WHAT THE TASK REQUIRES:
Read the lines that follow and pick out every one containing the word "JSON".

---------------

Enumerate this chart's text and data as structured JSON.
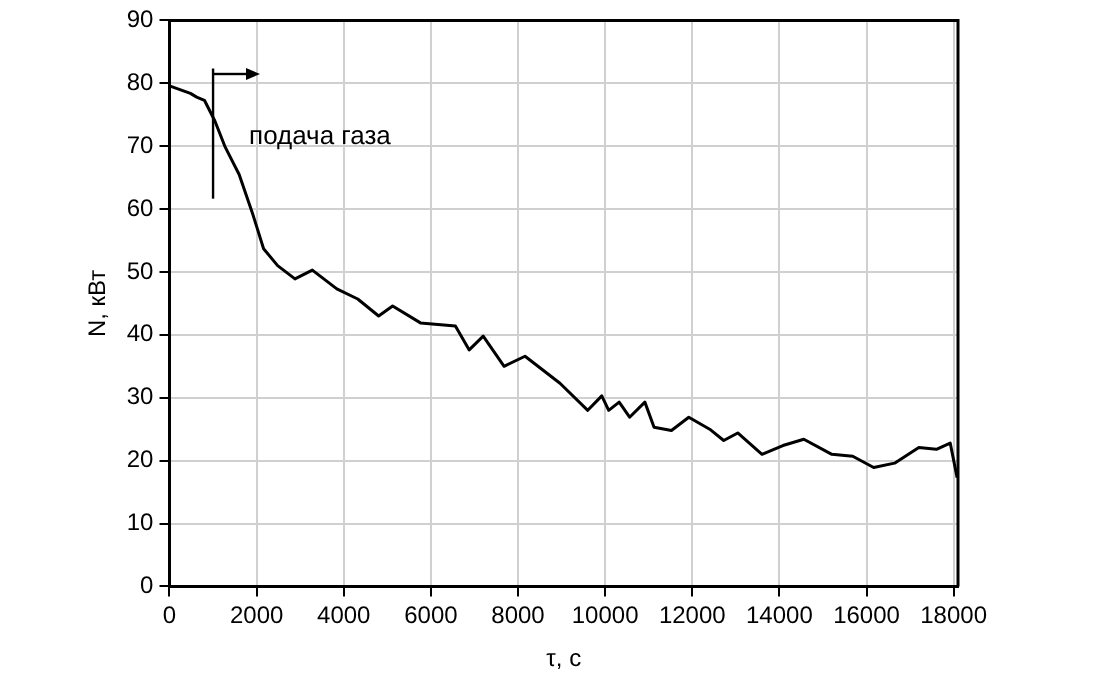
{
  "chart_data": {
    "type": "line",
    "xlabel": "τ, с",
    "ylabel": "N, кВт",
    "xlim": [
      0,
      18100
    ],
    "ylim": [
      0,
      90
    ],
    "xticks": [
      0,
      2000,
      4000,
      6000,
      8000,
      10000,
      12000,
      14000,
      16000,
      18000
    ],
    "yticks": [
      0,
      10,
      20,
      30,
      40,
      50,
      60,
      70,
      80,
      90
    ],
    "grid": true,
    "legend": false,
    "marker": "none",
    "line_style": "solid",
    "ref_lines": [
      {
        "axis": "x",
        "value": 1000,
        "label": "подача газа"
      }
    ],
    "series": [
      {
        "color": "#000000",
        "x": [
          0,
          480,
          624,
          802,
          1042,
          1282,
          1599,
          1920,
          2160,
          2482,
          2880,
          3279,
          3841,
          4321,
          4801,
          5122,
          5761,
          6563,
          6880,
          7201,
          7681,
          8161,
          8963,
          9601,
          9923,
          10082,
          10322,
          10562,
          10912,
          11123,
          11522,
          11920,
          12400,
          12722,
          13044,
          13601,
          14081,
          14561,
          15204,
          15684,
          16164,
          16644,
          17201,
          17604,
          17921,
          18080
        ],
        "values": [
          79.6,
          78.4,
          77.8,
          77.3,
          74,
          69.8,
          65.5,
          59,
          53.7,
          51,
          48.9,
          50.3,
          47.3,
          45.7,
          43,
          44.6,
          41.9,
          41.4,
          37.6,
          39.8,
          35,
          36.6,
          32.3,
          28,
          30.3,
          28,
          29.3,
          26.9,
          29.3,
          25.3,
          24.8,
          26.9,
          25,
          23.2,
          24.4,
          21,
          22.4,
          23.4,
          21,
          20.7,
          18.9,
          19.6,
          22.1,
          21.8,
          22.8,
          17.3
        ]
      }
    ]
  }
}
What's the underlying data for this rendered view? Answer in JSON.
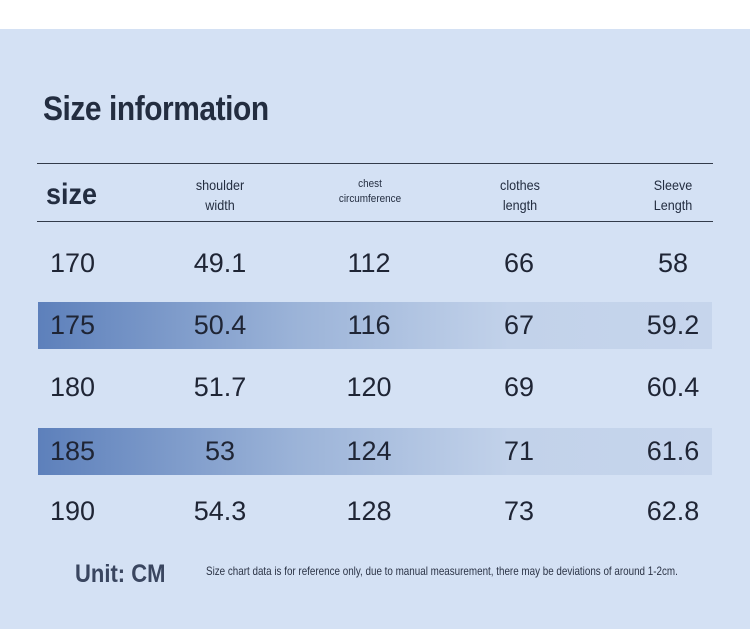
{
  "title": "Size information",
  "table": {
    "headers": {
      "size": "size",
      "shoulder": [
        "shoulder",
        "width"
      ],
      "chest": [
        "chest",
        "circumference"
      ],
      "clothes": [
        "clothes",
        "length"
      ],
      "sleeve": [
        "Sleeve",
        "Length"
      ]
    },
    "rows": [
      [
        "170",
        "49.1",
        "112",
        "66",
        "58"
      ],
      [
        "175",
        "50.4",
        "116",
        "67",
        "59.2"
      ],
      [
        "180",
        "51.7",
        "120",
        "69",
        "60.4"
      ],
      [
        "185",
        "53",
        "124",
        "71",
        "61.6"
      ],
      [
        "190",
        "54.3",
        "128",
        "73",
        "62.8"
      ]
    ],
    "shaded_rows": [
      1,
      3
    ]
  },
  "footer": {
    "unit": "Unit: CM",
    "note": "Size chart data is for reference only, due to manual measurement, there may be deviations of around 1-2cm."
  },
  "colors": {
    "background": "#d4e1f4",
    "row_highlight_start": "#5d80bb",
    "row_highlight_end": "#c6d5ec",
    "text": "#1f2535"
  }
}
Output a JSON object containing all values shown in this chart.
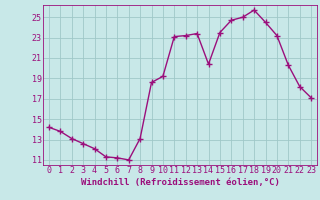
{
  "x": [
    0,
    1,
    2,
    3,
    4,
    5,
    6,
    7,
    8,
    9,
    10,
    11,
    12,
    13,
    14,
    15,
    16,
    17,
    18,
    19,
    20,
    21,
    22,
    23
  ],
  "y": [
    14.2,
    13.8,
    13.1,
    12.6,
    12.1,
    11.3,
    11.2,
    11.0,
    13.1,
    18.6,
    19.2,
    23.1,
    23.2,
    23.4,
    20.4,
    23.5,
    24.7,
    25.0,
    25.7,
    24.5,
    23.2,
    20.3,
    18.2,
    17.1
  ],
  "line_color": "#9b0f7c",
  "marker": "+",
  "marker_size": 4,
  "linewidth": 1.0,
  "bg_color": "#c8e8e8",
  "grid_color": "#a0c8c8",
  "xlabel": "Windchill (Refroidissement éolien,°C)",
  "xlabel_fontsize": 6.5,
  "tick_fontsize": 6,
  "yticks": [
    11,
    13,
    15,
    17,
    19,
    21,
    23,
    25
  ],
  "xticks": [
    0,
    1,
    2,
    3,
    4,
    5,
    6,
    7,
    8,
    9,
    10,
    11,
    12,
    13,
    14,
    15,
    16,
    17,
    18,
    19,
    20,
    21,
    22,
    23
  ],
  "ylim": [
    10.5,
    26.2
  ],
  "xlim": [
    -0.5,
    23.5
  ]
}
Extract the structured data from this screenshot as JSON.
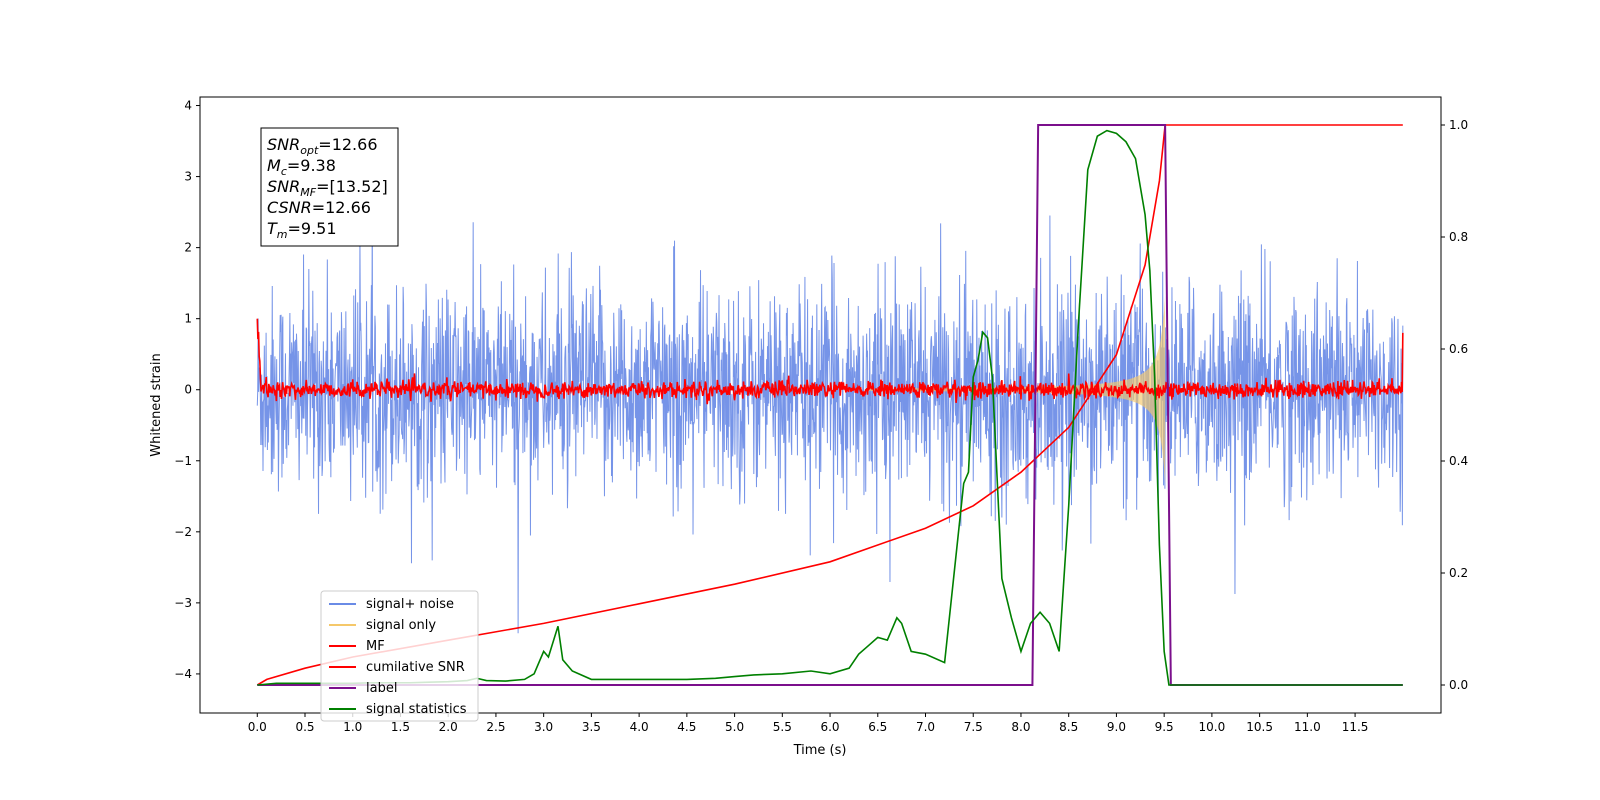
{
  "chart_data": {
    "type": "line",
    "title": "",
    "xlabel": "Time (s)",
    "ylabel": "Whitened strain",
    "xlim": [
      -0.6,
      12.4
    ],
    "ylim": [
      -4.55,
      4.12
    ],
    "ylim_right": [
      -0.05,
      1.05
    ],
    "x_ticks": [
      "0.0",
      "0.5",
      "1.0",
      "1.5",
      "2.0",
      "2.5",
      "3.0",
      "3.5",
      "4.0",
      "4.5",
      "5.0",
      "5.5",
      "6.0",
      "6.5",
      "7.0",
      "7.5",
      "8.0",
      "8.5",
      "9.0",
      "9.5",
      "10.0",
      "10.5",
      "11.0",
      "11.5"
    ],
    "y_ticks": [
      "4",
      "3",
      "2",
      "1",
      "0",
      "−1",
      "−2",
      "−3",
      "−4"
    ],
    "y_ticks_right": [
      "1.0",
      "0.8",
      "0.6",
      "0.4",
      "0.2",
      "0.0"
    ],
    "grid": false,
    "legend_position": "lower-left",
    "annotations": [
      {
        "sym": "SNR",
        "sub": "opt",
        "val": "=12.66"
      },
      {
        "sym": "M",
        "sub": "c",
        "val": "=9.38"
      },
      {
        "sym": "SNR",
        "sub": "MF",
        "val": "=[13.52]"
      },
      {
        "sym": "CSNR",
        "sub": "",
        "val": "=12.66"
      },
      {
        "sym": "T",
        "sub": "m",
        "val": "=9.51"
      }
    ],
    "series": [
      {
        "name": "signal+ noise",
        "color": "#6a8be6",
        "axis": "left",
        "kind": "noise",
        "sigma": 0.72,
        "x_range": [
          0,
          12
        ]
      },
      {
        "name": "signal only",
        "color": "#f5c86a",
        "axis": "left",
        "kind": "chirp",
        "amplitude_at_merger": 1.0,
        "t_merger": 9.51
      },
      {
        "name": "MF",
        "color": "#ff0000",
        "axis": "left",
        "kind": "noise",
        "sigma": 0.06,
        "edge_values": [
          1.0,
          0.8
        ]
      },
      {
        "name": "cumilative SNR",
        "color": "#ff0000",
        "axis": "right",
        "x": [
          0.0,
          0.1,
          0.5,
          1.0,
          2.0,
          3.0,
          4.0,
          5.0,
          6.0,
          7.0,
          7.5,
          8.0,
          8.5,
          9.0,
          9.3,
          9.45,
          9.51,
          10.0,
          11.0,
          12.0
        ],
        "values": [
          0.0,
          0.01,
          0.03,
          0.05,
          0.08,
          0.11,
          0.145,
          0.18,
          0.22,
          0.28,
          0.32,
          0.38,
          0.46,
          0.59,
          0.75,
          0.9,
          1.0,
          1.0,
          1.0,
          1.0
        ]
      },
      {
        "name": "label",
        "color": "#7b0f8c",
        "axis": "right",
        "x": [
          0.0,
          8.12,
          8.18,
          9.51,
          9.57,
          12.0
        ],
        "values": [
          0,
          0,
          1,
          1,
          0,
          0
        ]
      },
      {
        "name": "signal statistics",
        "color": "#008000",
        "axis": "right",
        "x": [
          0.0,
          0.2,
          0.4,
          0.6,
          0.8,
          1.0,
          1.2,
          1.4,
          1.6,
          1.8,
          2.0,
          2.2,
          2.3,
          2.4,
          2.6,
          2.8,
          2.9,
          3.0,
          3.05,
          3.15,
          3.2,
          3.3,
          3.5,
          3.8,
          4.0,
          4.2,
          4.5,
          4.8,
          5.0,
          5.2,
          5.5,
          5.8,
          6.0,
          6.2,
          6.3,
          6.4,
          6.5,
          6.6,
          6.7,
          6.75,
          6.85,
          7.0,
          7.2,
          7.3,
          7.4,
          7.45,
          7.5,
          7.55,
          7.6,
          7.65,
          7.7,
          7.8,
          7.9,
          8.0,
          8.1,
          8.2,
          8.3,
          8.4,
          8.5,
          8.6,
          8.7,
          8.8,
          8.9,
          9.0,
          9.1,
          9.2,
          9.3,
          9.35,
          9.4,
          9.45,
          9.5,
          9.55,
          9.6,
          10.0,
          11.0,
          12.0
        ],
        "values": [
          0.0,
          0.003,
          0.003,
          0.003,
          0.003,
          0.003,
          0.004,
          0.004,
          0.004,
          0.005,
          0.006,
          0.008,
          0.012,
          0.008,
          0.007,
          0.01,
          0.02,
          0.06,
          0.05,
          0.105,
          0.045,
          0.025,
          0.01,
          0.01,
          0.01,
          0.01,
          0.01,
          0.012,
          0.015,
          0.018,
          0.02,
          0.025,
          0.02,
          0.03,
          0.055,
          0.07,
          0.085,
          0.08,
          0.12,
          0.11,
          0.06,
          0.055,
          0.04,
          0.2,
          0.36,
          0.38,
          0.55,
          0.58,
          0.63,
          0.62,
          0.55,
          0.19,
          0.12,
          0.06,
          0.11,
          0.13,
          0.11,
          0.06,
          0.32,
          0.64,
          0.92,
          0.98,
          0.99,
          0.985,
          0.97,
          0.94,
          0.84,
          0.74,
          0.55,
          0.25,
          0.06,
          0.0,
          0.0,
          0.0,
          0.0,
          0.0
        ]
      }
    ]
  }
}
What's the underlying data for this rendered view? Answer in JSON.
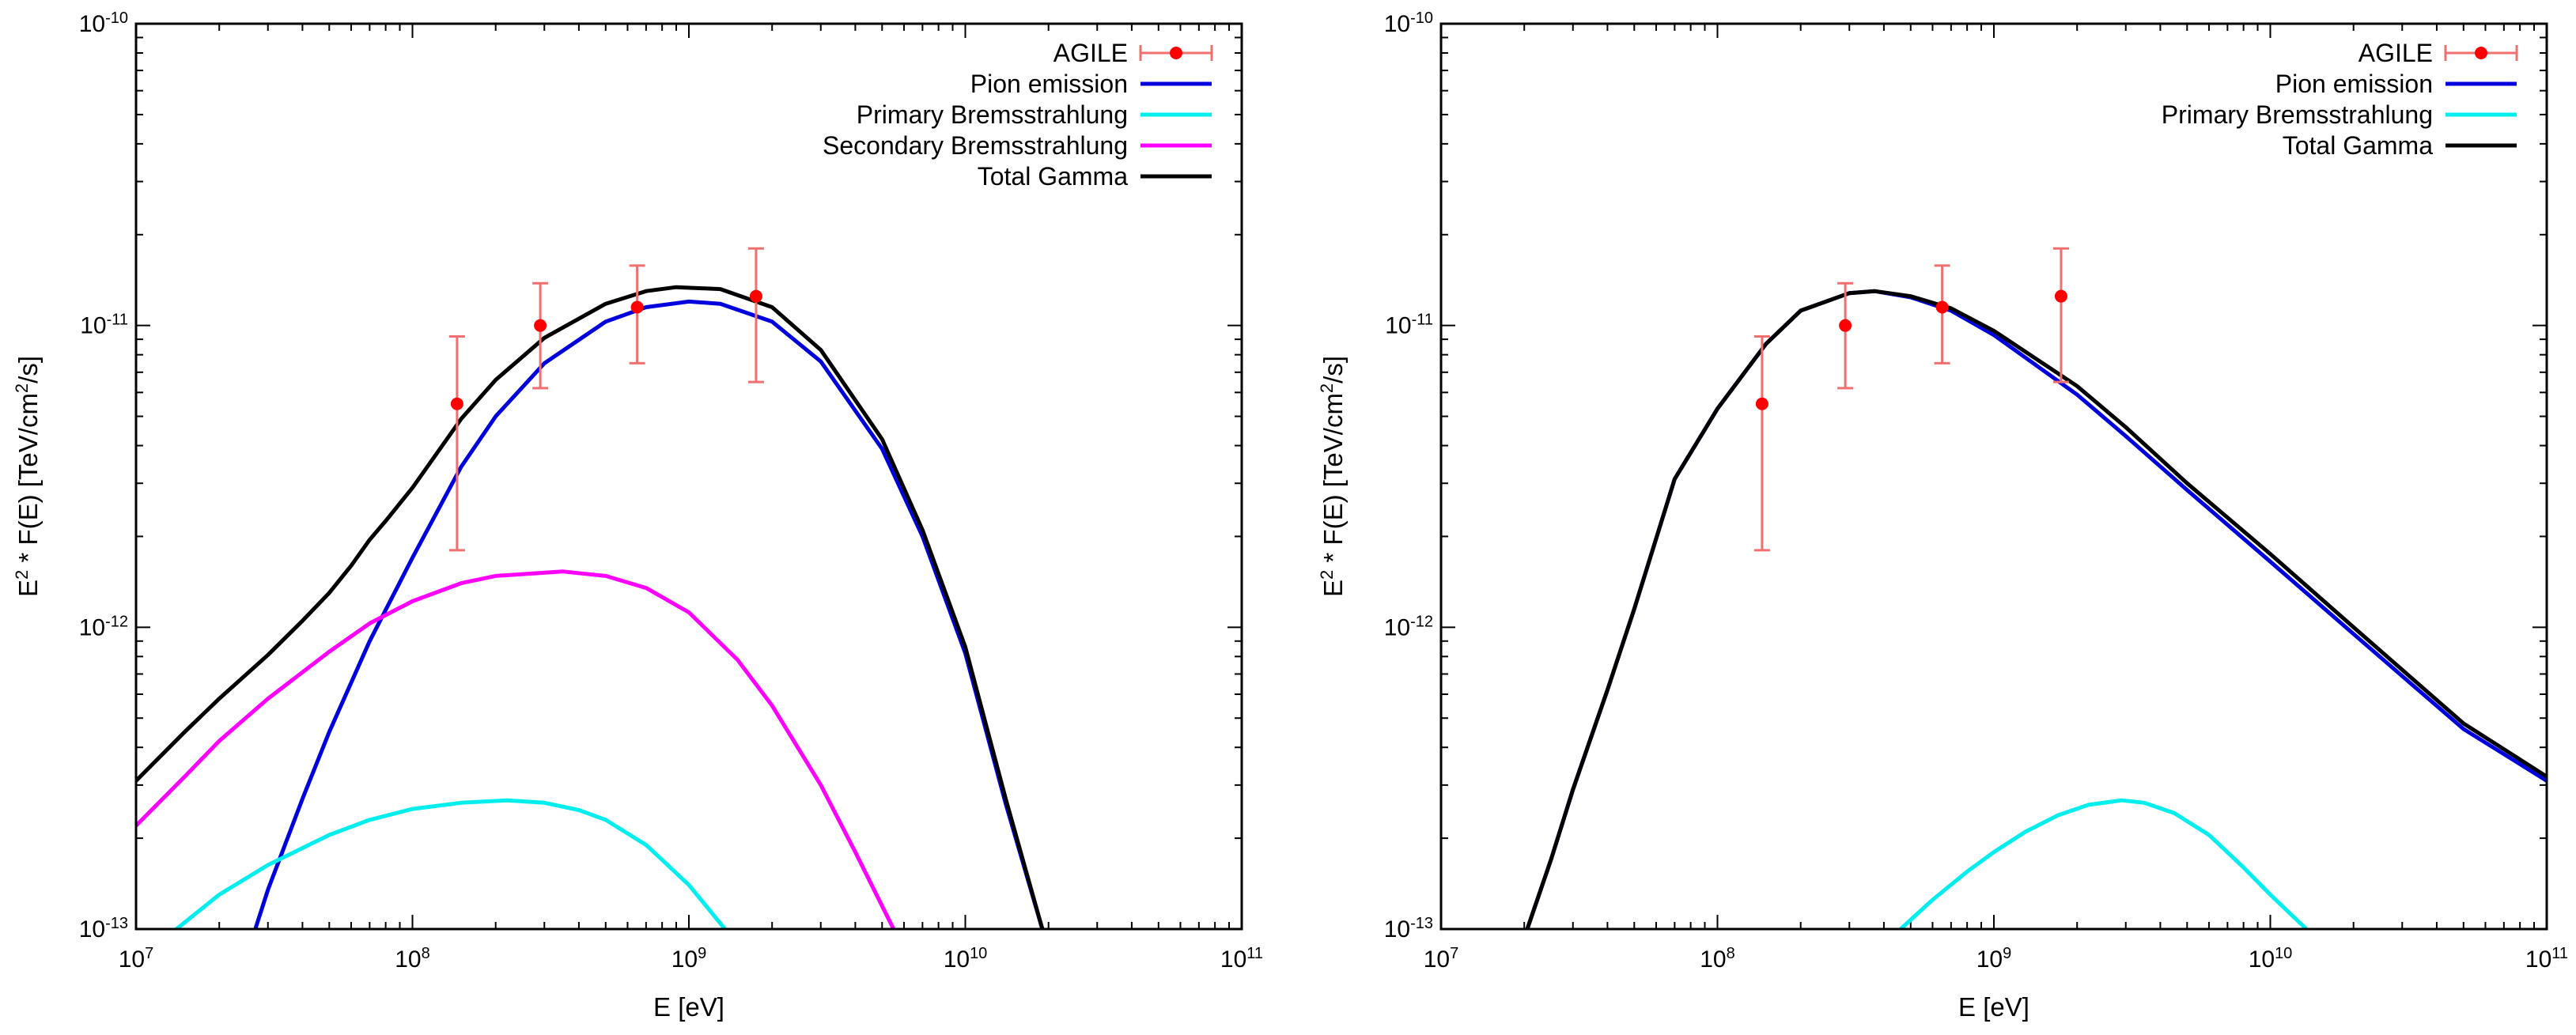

---------------

RESULT OF THIS TASK:
Enumerate this chart's text and data as structured JSON.
What's the underlying data for this rendered view? Answer in JSON.
Output a JSON object containing all values shown in this chart.
Extract the structured data from this screenshot as JSON.
What's the underlying data for this rendered view? Answer in JSON.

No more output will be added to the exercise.